◆ ENTRIES SHOWN ◆

========

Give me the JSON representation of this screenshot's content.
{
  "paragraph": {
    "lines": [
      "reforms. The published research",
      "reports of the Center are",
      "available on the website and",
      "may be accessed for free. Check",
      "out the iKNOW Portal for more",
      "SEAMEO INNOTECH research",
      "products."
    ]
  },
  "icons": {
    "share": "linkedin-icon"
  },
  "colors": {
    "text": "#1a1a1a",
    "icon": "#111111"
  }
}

========

◆ SET EXERCISE ◆
Please repeat the listing exactly, with nothing left out.

◆ FULL ANSWER ◆
Give me the JSON representation of this screenshot's content.
{
  "paragraph": {
    "lines": [
      "reforms. The published research",
      "reports of the Center are",
      "available on the website and",
      "may be accessed for free. Check",
      "out the iKNOW Portal for more",
      "SEAMEO INNOTECH research",
      "products."
    ]
  },
  "icons": {
    "share": "linkedin-icon"
  },
  "colors": {
    "text": "#1a1a1a",
    "icon": "#111111"
  }
}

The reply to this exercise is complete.